_RECORD EXTRACTS:_
*-*-*
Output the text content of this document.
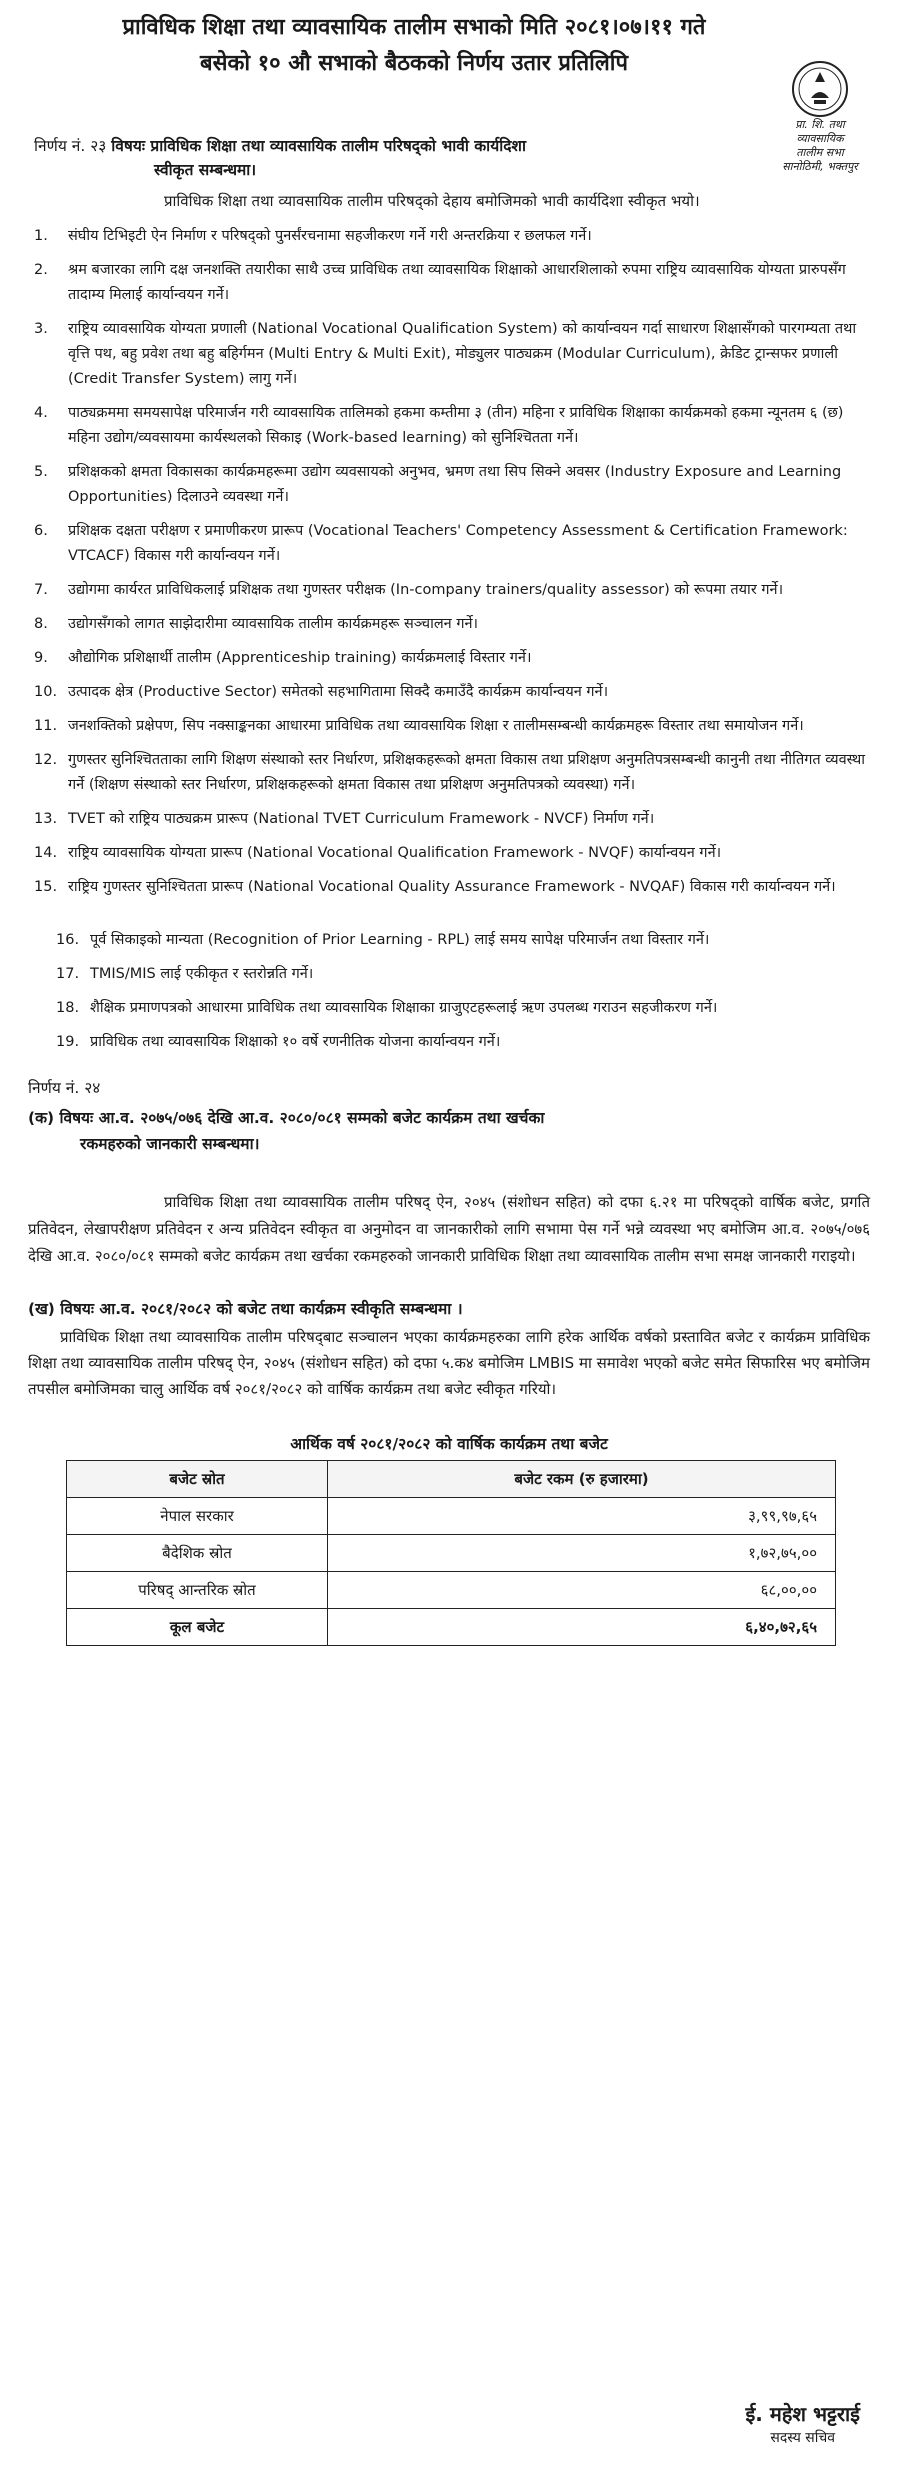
प्राविधिक शिक्षा तथा व्यावसायिक तालीम सभाको मिति २०८१।०७।११ गते

बसेको १० औ सभाको बैठकको निर्णय उतार प्रतिलिपि

प्रा. शि. तथा व्यावसायिक
तालीम सभा
सानोठिमी, भक्तपुर

निर्णय नं. २३ विषयः प्राविधिक शिक्षा तथा व्यावसायिक तालीम परिषद्‌को भावी कार्यदिशा
स्वीकृत सम्बन्धमा।

प्राविधिक शिक्षा तथा व्यावसायिक तालीम परिषद्‌को देहाय बमोजिमको भावी कार्यदिशा स्वीकृत भयो।

1. संघीय टिभिइटी ऐन निर्माण र परिषद्‌को पुनर्संरचनामा सहजीकरण गर्ने गरी अन्तरक्रिया र छलफल गर्ने।
2. श्रम बजारका लागि दक्ष जनशक्ति तयारीका साथै उच्च प्राविधिक तथा व्यावसायिक शिक्षाको आधारशिलाको रुपमा राष्ट्रिय व्यावसायिक योग्यता प्रारुपसँग तादाम्य मिलाई कार्यान्वयन गर्ने।
3. राष्ट्रिय व्यावसायिक योग्यता प्रणाली (National Vocational Qualification System) को कार्यान्वयन गर्दा साधारण शिक्षासँगको पारगम्यता तथा वृत्ति पथ, बहु प्रवेश तथा बहु बहिर्गमन (Multi Entry & Multi Exit), मोड्युलर पाठ्यक्रम (Modular Curriculum), क्रेडिट ट्रान्सफर प्रणाली (Credit Transfer System) लागु गर्ने।
4. पाठ्यक्रममा समयसापेक्ष परिमार्जन गरी व्यावसायिक तालिमको हकमा कम्तीमा ३ (तीन) महिना र प्राविधिक शिक्षाका कार्यक्रमको हकमा न्यूनतम ६ (छ) महिना उद्योग/व्यवसायमा कार्यस्थलको सिकाइ (Work-based learning) को सुनिश्चितता गर्ने।
5. प्रशिक्षकको क्षमता विकासका कार्यक्रमहरूमा उद्योग व्यवसायको अनुभव, भ्रमण तथा सिप सिक्ने अवसर (Industry Exposure and Learning Opportunities) दिलाउने व्यवस्था गर्ने।
6. प्रशिक्षक दक्षता परीक्षण र प्रमाणीकरण प्रारूप (Vocational Teachers' Competency Assessment & Certification Framework: VTCACF) विकास गरी कार्यान्वयन गर्ने।
7. उद्योगमा कार्यरत प्राविधिकलाई प्रशिक्षक तथा गुणस्तर परीक्षक (In-company trainers/quality assessor) को रूपमा तयार गर्ने।
8. उद्योगसँगको लागत साझेदारीमा व्यावसायिक तालीम कार्यक्रमहरू सञ्चालन गर्ने।
9. औद्योगिक प्रशिक्षार्थी तालीम (Apprenticeship training) कार्यक्रमलाई विस्तार गर्ने।
10. उत्पादक क्षेत्र (Productive Sector) समेतको सहभागितामा सिक्दै कमाउँदै कार्यक्रम कार्यान्वयन गर्ने।
11. जनशक्तिको प्रक्षेपण, सिप नक्साङ्कनका आधारमा प्राविधिक तथा व्यावसायिक शिक्षा र तालीमसम्बन्धी कार्यक्रमहरू विस्तार तथा समायोजन गर्ने।
12. गुणस्तर सुनिश्चितताका लागि शिक्षण संस्थाको स्तर निर्धारण, प्रशिक्षकहरूको क्षमता विकास तथा प्रशिक्षण अनुमतिपत्रसम्बन्धी कानुनी तथा नीतिगत व्यवस्था गर्ने (शिक्षण संस्थाको स्तर निर्धारण, प्रशिक्षकहरूको क्षमता विकास तथा प्रशिक्षण अनुमतिपत्रको व्यवस्था) गर्ने।
13. TVET को राष्ट्रिय पाठ्यक्रम प्रारूप (National TVET Curriculum Framework - NVCF) निर्माण गर्ने।
14. राष्ट्रिय व्यावसायिक योग्यता प्रारूप (National Vocational Qualification Framework - NVQF) कार्यान्वयन गर्ने।
15. राष्ट्रिय गुणस्तर सुनिश्चितता प्रारूप (National Vocational Quality Assurance Framework - NVQAF) विकास गरी कार्यान्वयन गर्ने।
16. पूर्व सिकाइको मान्यता (Recognition of Prior Learning - RPL) लाई समय सापेक्ष परिमार्जन तथा विस्तार गर्ने।
17. TMIS/MIS लाई एकीकृत र स्तरोन्नति गर्ने।
18. शैक्षिक प्रमाणपत्रको आधारमा प्राविधिक तथा व्यावसायिक शिक्षाका ग्राजुएटहरूलाई ऋण उपलब्ध गराउन सहजीकरण गर्ने।
19. प्राविधिक तथा व्यावसायिक शिक्षाको १० वर्षे रणनीतिक योजना कार्यान्वयन गर्ने।

निर्णय नं. २४

(क) विषयः आ.व. २०७५/०७६ देखि आ.व. २०८०/०८१ सम्मको बजेट कार्यक्रम तथा खर्चका
रकमहरुको जानकारी सम्बन्धमा।

प्राविधिक शिक्षा तथा व्यावसायिक तालीम परिषद् ऐन, २०४५ (संशोधन सहित) को दफा ६.२१ मा परिषद्‌को वार्षिक बजेट, प्रगति प्रतिवेदन, लेखापरीक्षण प्रतिवेदन र अन्य प्रतिवेदन स्वीकृत वा अनुमोदन वा जानकारीको लागि सभामा पेस गर्ने भन्ने व्यवस्था भए बमोजिम आ.व. २०७५/०७६ देखि आ.व. २०८०/०८१ सम्मको बजेट कार्यक्रम तथा खर्चका रकमहरुको जानकारी प्राविधिक शिक्षा तथा व्यावसायिक तालीम सभा समक्ष जानकारी गराइयो।

(ख) विषयः आ.व. २०८१/२०८२ को बजेट तथा कार्यक्रम स्वीकृति सम्बन्धमा ।

प्राविधिक शिक्षा तथा व्यावसायिक तालीम परिषद्‌बाट सञ्चालन भएका कार्यक्रमहरुका लागि हरेक आर्थिक वर्षको प्रस्तावित बजेट र कार्यक्रम प्राविधिक शिक्षा तथा व्यावसायिक तालीम परिषद् ऐन, २०४५ (संशोधन सहित) को दफा ५.क४ बमोजिम LMBIS मा समावेश भएको बजेट समेत सिफारिस भए बमोजिम तपसील बमोजिमका चालु आर्थिक वर्ष २०८१/२०८२ को वार्षिक कार्यक्रम तथा बजेट स्वीकृत गरियो।

आर्थिक वर्ष २०८१/२०८२ को वार्षिक कार्यक्रम तथा बजेट

बजेट स्रोत	बजेट रकम (रु हजारमा)
नेपाल सरकार	३,९९,९७,६५
बैदेशिक स्रोत	१,७२,७५,००
परिषद् आन्तरिक स्रोत	६८,००,००
कूल बजेट	६,४०,७२,६५
ई. महेश भट्टराई
सदस्य सचिव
*-*-*
_AIM:_
All the lines above are to be given again exactly as they read, with the pictures removed.

_WRITTEN RESPONSE:_
Output the text content of this document.
प्राविधिक शिक्षा तथा व्यावसायिक तालीम सभाको मिति २०८१।०७।११ गते

बसेको १० औ सभाको बैठकको निर्णय उतार प्रतिलिपि

प्रा. शि. तथा व्यावसायिक
तालीम सभा
सानोठिमी, भक्तपुर

निर्णय नं. २३ विषयः प्राविधिक शिक्षा तथा व्यावसायिक तालीम परिषद्‌को भावी कार्यदिशा
स्वीकृत सम्बन्धमा।

प्राविधिक शिक्षा तथा व्यावसायिक तालीम परिषद्‌को देहाय बमोजिमको भावी कार्यदिशा स्वीकृत भयो।

1. संघीय टिभिइटी ऐन निर्माण र परिषद्‌को पुनर्संरचनामा सहजीकरण गर्ने गरी अन्तरक्रिया र छलफल गर्ने।
2. श्रम बजारका लागि दक्ष जनशक्ति तयारीका साथै उच्च प्राविधिक तथा व्यावसायिक शिक्षाको आधारशिलाको रुपमा राष्ट्रिय व्यावसायिक योग्यता प्रारुपसँग तादाम्य मिलाई कार्यान्वयन गर्ने।
3. राष्ट्रिय व्यावसायिक योग्यता प्रणाली (National Vocational Qualification System) को कार्यान्वयन गर्दा साधारण शिक्षासँगको पारगम्यता तथा वृत्ति पथ, बहु प्रवेश तथा बहु बहिर्गमन (Multi Entry & Multi Exit), मोड्युलर पाठ्यक्रम (Modular Curriculum), क्रेडिट ट्रान्सफर प्रणाली (Credit Transfer System) लागु गर्ने।
4. पाठ्यक्रममा समयसापेक्ष परिमार्जन गरी व्यावसायिक तालिमको हकमा कम्तीमा ३ (तीन) महिना र प्राविधिक शिक्षाका कार्यक्रमको हकमा न्यूनतम ६ (छ) महिना उद्योग/व्यवसायमा कार्यस्थलको सिकाइ (Work-based learning) को सुनिश्चितता गर्ने।
5. प्रशिक्षकको क्षमता विकासका कार्यक्रमहरूमा उद्योग व्यवसायको अनुभव, भ्रमण तथा सिप सिक्ने अवसर (Industry Exposure and Learning Opportunities) दिलाउने व्यवस्था गर्ने।
6. प्रशिक्षक दक्षता परीक्षण र प्रमाणीकरण प्रारूप (Vocational Teachers' Competency Assessment & Certification Framework: VTCACF) विकास गरी कार्यान्वयन गर्ने।
7. उद्योगमा कार्यरत प्राविधिकलाई प्रशिक्षक तथा गुणस्तर परीक्षक (In-company trainers/quality assessor) को रूपमा तयार गर्ने।
8. उद्योगसँगको लागत साझेदारीमा व्यावसायिक तालीम कार्यक्रमहरू सञ्चालन गर्ने।
9. औद्योगिक प्रशिक्षार्थी तालीम (Apprenticeship training) कार्यक्रमलाई विस्तार गर्ने।
10. उत्पादक क्षेत्र (Productive Sector) समेतको सहभागितामा सिक्दै कमाउँदै कार्यक्रम कार्यान्वयन गर्ने।
11. जनशक्तिको प्रक्षेपण, सिप नक्साङ्कनका आधारमा प्राविधिक तथा व्यावसायिक शिक्षा र तालीमसम्बन्धी कार्यक्रमहरू विस्तार तथा समायोजन गर्ने।
12. गुणस्तर सुनिश्चितताका लागि शिक्षण संस्थाको स्तर निर्धारण, प्रशिक्षकहरूको क्षमता विकास तथा प्रशिक्षण अनुमतिपत्रसम्बन्धी कानुनी तथा नीतिगत व्यवस्था गर्ने (शिक्षण संस्थाको स्तर निर्धारण, प्रशिक्षकहरूको क्षमता विकास तथा प्रशिक्षण अनुमतिपत्रको व्यवस्था) गर्ने।
13. TVET को राष्ट्रिय पाठ्यक्रम प्रारूप (National TVET Curriculum Framework - NVCF) निर्माण गर्ने।
14. राष्ट्रिय व्यावसायिक योग्यता प्रारूप (National Vocational Qualification Framework - NVQF) कार्यान्वयन गर्ने।
15. राष्ट्रिय गुणस्तर सुनिश्चितता प्रारूप (National Vocational Quality Assurance Framework - NVQAF) विकास गरी कार्यान्वयन गर्ने।
16. पूर्व सिकाइको मान्यता (Recognition of Prior Learning - RPL) लाई समय सापेक्ष परिमार्जन तथा विस्तार गर्ने।
17. TMIS/MIS लाई एकीकृत र स्तरोन्नति गर्ने।
18. शैक्षिक प्रमाणपत्रको आधारमा प्राविधिक तथा व्यावसायिक शिक्षाका ग्राजुएटहरूलाई ऋण उपलब्ध गराउन सहजीकरण गर्ने।
19. प्राविधिक तथा व्यावसायिक शिक्षाको १० वर्षे रणनीतिक योजना कार्यान्वयन गर्ने।

निर्णय नं. २४

(क) विषयः आ.व. २०७५/०७६ देखि आ.व. २०८०/०८१ सम्मको बजेट कार्यक्रम तथा खर्चका
रकमहरुको जानकारी सम्बन्धमा।

प्राविधिक शिक्षा तथा व्यावसायिक तालीम परिषद् ऐन, २०४५ (संशोधन सहित) को दफा ६.२१ मा परिषद्‌को वार्षिक बजेट, प्रगति प्रतिवेदन, लेखापरीक्षण प्रतिवेदन र अन्य प्रतिवेदन स्वीकृत वा अनुमोदन वा जानकारीको लागि सभामा पेस गर्ने भन्ने व्यवस्था भए बमोजिम आ.व. २०७५/०७६ देखि आ.व. २०८०/०८१ सम्मको बजेट कार्यक्रम तथा खर्चका रकमहरुको जानकारी प्राविधिक शिक्षा तथा व्यावसायिक तालीम सभा समक्ष जानकारी गराइयो।

(ख) विषयः आ.व. २०८१/२०८२ को बजेट तथा कार्यक्रम स्वीकृति सम्बन्धमा ।

प्राविधिक शिक्षा तथा व्यावसायिक तालीम परिषद्‌बाट सञ्चालन भएका कार्यक्रमहरुका लागि हरेक आर्थिक वर्षको प्रस्तावित बजेट र कार्यक्रम प्राविधिक शिक्षा तथा व्यावसायिक तालीम परिषद् ऐन, २०४५ (संशोधन सहित) को दफा ५.क४ बमोजिम LMBIS मा समावेश भएको बजेट समेत सिफारिस भए बमोजिम तपसील बमोजिमका चालु आर्थिक वर्ष २०८१/२०८२ को वार्षिक कार्यक्रम तथा बजेट स्वीकृत गरियो।

आर्थिक वर्ष २०८१/२०८२ को वार्षिक कार्यक्रम तथा बजेट

बजेट स्रोत	बजेट रकम (रु हजारमा)
नेपाल सरकार	३,९९,९७,६५
बैदेशिक स्रोत	१,७२,७५,००
परिषद् आन्तरिक स्रोत	६८,००,००
कूल बजेट	६,४०,७२,६५
ई. महेश भट्टराई
सदस्य सचिव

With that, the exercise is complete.